> **EXERCISE INSTRUCTIONS**
Restate the full set of records exactly, without adding or dropping a word.

[Figure contents as structured data]
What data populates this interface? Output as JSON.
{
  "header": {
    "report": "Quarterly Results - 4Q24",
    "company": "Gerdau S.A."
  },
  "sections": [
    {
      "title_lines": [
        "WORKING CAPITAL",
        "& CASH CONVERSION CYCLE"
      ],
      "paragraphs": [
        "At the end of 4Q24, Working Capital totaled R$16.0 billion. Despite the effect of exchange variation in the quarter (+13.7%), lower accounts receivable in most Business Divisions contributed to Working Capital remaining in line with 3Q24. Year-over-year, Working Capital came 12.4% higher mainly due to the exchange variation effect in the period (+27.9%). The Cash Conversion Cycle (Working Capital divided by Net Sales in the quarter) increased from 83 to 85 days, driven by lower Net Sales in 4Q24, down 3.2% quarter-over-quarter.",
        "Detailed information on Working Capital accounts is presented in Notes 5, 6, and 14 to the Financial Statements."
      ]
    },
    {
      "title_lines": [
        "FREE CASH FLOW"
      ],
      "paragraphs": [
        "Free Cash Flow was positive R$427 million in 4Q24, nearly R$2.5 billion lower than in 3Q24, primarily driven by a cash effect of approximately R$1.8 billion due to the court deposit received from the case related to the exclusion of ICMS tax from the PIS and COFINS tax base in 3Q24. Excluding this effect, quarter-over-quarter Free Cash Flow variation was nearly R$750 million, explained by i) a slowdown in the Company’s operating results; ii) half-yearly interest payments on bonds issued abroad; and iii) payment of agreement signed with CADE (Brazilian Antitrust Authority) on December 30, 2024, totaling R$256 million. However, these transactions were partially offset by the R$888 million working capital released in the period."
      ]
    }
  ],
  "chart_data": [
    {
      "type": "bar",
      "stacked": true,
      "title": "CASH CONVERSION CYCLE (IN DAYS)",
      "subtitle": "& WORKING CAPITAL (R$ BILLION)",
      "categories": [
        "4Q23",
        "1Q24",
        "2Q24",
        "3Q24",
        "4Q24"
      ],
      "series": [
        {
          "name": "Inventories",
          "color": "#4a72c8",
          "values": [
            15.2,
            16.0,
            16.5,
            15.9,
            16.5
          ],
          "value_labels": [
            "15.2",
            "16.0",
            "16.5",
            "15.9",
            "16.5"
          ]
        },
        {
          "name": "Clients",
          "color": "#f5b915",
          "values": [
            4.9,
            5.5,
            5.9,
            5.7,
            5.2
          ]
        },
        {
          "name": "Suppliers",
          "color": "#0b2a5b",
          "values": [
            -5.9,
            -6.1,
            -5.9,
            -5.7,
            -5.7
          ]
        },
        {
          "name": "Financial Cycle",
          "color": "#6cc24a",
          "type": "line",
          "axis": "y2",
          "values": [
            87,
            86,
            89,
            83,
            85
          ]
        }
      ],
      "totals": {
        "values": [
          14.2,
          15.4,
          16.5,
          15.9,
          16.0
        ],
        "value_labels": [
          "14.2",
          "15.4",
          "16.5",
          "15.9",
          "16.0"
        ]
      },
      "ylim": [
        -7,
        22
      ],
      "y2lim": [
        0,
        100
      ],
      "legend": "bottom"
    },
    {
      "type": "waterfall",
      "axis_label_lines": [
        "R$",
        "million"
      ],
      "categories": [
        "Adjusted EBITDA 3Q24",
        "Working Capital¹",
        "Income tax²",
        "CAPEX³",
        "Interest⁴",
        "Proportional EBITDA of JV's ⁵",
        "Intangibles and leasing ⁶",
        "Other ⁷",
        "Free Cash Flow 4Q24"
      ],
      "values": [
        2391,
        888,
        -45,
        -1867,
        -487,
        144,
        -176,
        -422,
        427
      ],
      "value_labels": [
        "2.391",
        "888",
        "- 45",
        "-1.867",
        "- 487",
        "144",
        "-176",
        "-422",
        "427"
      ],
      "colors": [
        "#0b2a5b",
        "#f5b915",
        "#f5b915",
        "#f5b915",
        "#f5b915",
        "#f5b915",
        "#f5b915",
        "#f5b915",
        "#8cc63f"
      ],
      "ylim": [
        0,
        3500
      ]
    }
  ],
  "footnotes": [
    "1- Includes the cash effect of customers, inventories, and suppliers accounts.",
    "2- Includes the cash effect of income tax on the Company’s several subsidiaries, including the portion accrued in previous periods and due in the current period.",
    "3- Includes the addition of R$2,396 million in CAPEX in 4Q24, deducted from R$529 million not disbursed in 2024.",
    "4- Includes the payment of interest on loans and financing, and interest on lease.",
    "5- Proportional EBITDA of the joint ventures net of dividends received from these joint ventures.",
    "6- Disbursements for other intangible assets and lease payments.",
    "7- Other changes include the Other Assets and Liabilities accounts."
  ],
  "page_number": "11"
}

> **EXPECTED ANSWER**
What data populates this interface? Output as JSON.
{
  "header": {
    "report": "Quarterly Results - 4Q24",
    "company": "Gerdau S.A."
  },
  "sections": [
    {
      "title_lines": [
        "WORKING CAPITAL",
        "& CASH CONVERSION CYCLE"
      ],
      "paragraphs": [
        "At the end of 4Q24, Working Capital totaled R$16.0 billion. Despite the effect of exchange variation in the quarter (+13.7%), lower accounts receivable in most Business Divisions contributed to Working Capital remaining in line with 3Q24. Year-over-year, Working Capital came 12.4% higher mainly due to the exchange variation effect in the period (+27.9%). The Cash Conversion Cycle (Working Capital divided by Net Sales in the quarter) increased from 83 to 85 days, driven by lower Net Sales in 4Q24, down 3.2% quarter-over-quarter.",
        "Detailed information on Working Capital accounts is presented in Notes 5, 6, and 14 to the Financial Statements."
      ]
    },
    {
      "title_lines": [
        "FREE CASH FLOW"
      ],
      "paragraphs": [
        "Free Cash Flow was positive R$427 million in 4Q24, nearly R$2.5 billion lower than in 3Q24, primarily driven by a cash effect of approximately R$1.8 billion due to the court deposit received from the case related to the exclusion of ICMS tax from the PIS and COFINS tax base in 3Q24. Excluding this effect, quarter-over-quarter Free Cash Flow variation was nearly R$750 million, explained by i) a slowdown in the Company’s operating results; ii) half-yearly interest payments on bonds issued abroad; and iii) payment of agreement signed with CADE (Brazilian Antitrust Authority) on December 30, 2024, totaling R$256 million. However, these transactions were partially offset by the R$888 million working capital released in the period."
      ]
    }
  ],
  "chart_data": [
    {
      "type": "bar",
      "stacked": true,
      "title": "CASH CONVERSION CYCLE (IN DAYS)",
      "subtitle": "& WORKING CAPITAL (R$ BILLION)",
      "categories": [
        "4Q23",
        "1Q24",
        "2Q24",
        "3Q24",
        "4Q24"
      ],
      "series": [
        {
          "name": "Inventories",
          "color": "#4a72c8",
          "values": [
            15.2,
            16.0,
            16.5,
            15.9,
            16.5
          ],
          "value_labels": [
            "15.2",
            "16.0",
            "16.5",
            "15.9",
            "16.5"
          ]
        },
        {
          "name": "Clients",
          "color": "#f5b915",
          "values": [
            4.9,
            5.5,
            5.9,
            5.7,
            5.2
          ]
        },
        {
          "name": "Suppliers",
          "color": "#0b2a5b",
          "values": [
            -5.9,
            -6.1,
            -5.9,
            -5.7,
            -5.7
          ]
        },
        {
          "name": "Financial Cycle",
          "color": "#6cc24a",
          "type": "line",
          "axis": "y2",
          "values": [
            87,
            86,
            89,
            83,
            85
          ]
        }
      ],
      "totals": {
        "values": [
          14.2,
          15.4,
          16.5,
          15.9,
          16.0
        ],
        "value_labels": [
          "14.2",
          "15.4",
          "16.5",
          "15.9",
          "16.0"
        ]
      },
      "ylim": [
        -7,
        22
      ],
      "y2lim": [
        0,
        100
      ],
      "legend": "bottom"
    },
    {
      "type": "waterfall",
      "axis_label_lines": [
        "R$",
        "million"
      ],
      "categories": [
        "Adjusted EBITDA 3Q24",
        "Working Capital¹",
        "Income tax²",
        "CAPEX³",
        "Interest⁴",
        "Proportional EBITDA of JV's ⁵",
        "Intangibles and leasing ⁶",
        "Other ⁷",
        "Free Cash Flow 4Q24"
      ],
      "values": [
        2391,
        888,
        -45,
        -1867,
        -487,
        144,
        -176,
        -422,
        427
      ],
      "value_labels": [
        "2.391",
        "888",
        "- 45",
        "-1.867",
        "- 487",
        "144",
        "-176",
        "-422",
        "427"
      ],
      "colors": [
        "#0b2a5b",
        "#f5b915",
        "#f5b915",
        "#f5b915",
        "#f5b915",
        "#f5b915",
        "#f5b915",
        "#f5b915",
        "#8cc63f"
      ],
      "ylim": [
        0,
        3500
      ]
    }
  ],
  "footnotes": [
    "1- Includes the cash effect of customers, inventories, and suppliers accounts.",
    "2- Includes the cash effect of income tax on the Company’s several subsidiaries, including the portion accrued in previous periods and due in the current period.",
    "3- Includes the addition of R$2,396 million in CAPEX in 4Q24, deducted from R$529 million not disbursed in 2024.",
    "4- Includes the payment of interest on loans and financing, and interest on lease.",
    "5- Proportional EBITDA of the joint ventures net of dividends received from these joint ventures.",
    "6- Disbursements for other intangible assets and lease payments.",
    "7- Other changes include the Other Assets and Liabilities accounts."
  ],
  "page_number": "11"
}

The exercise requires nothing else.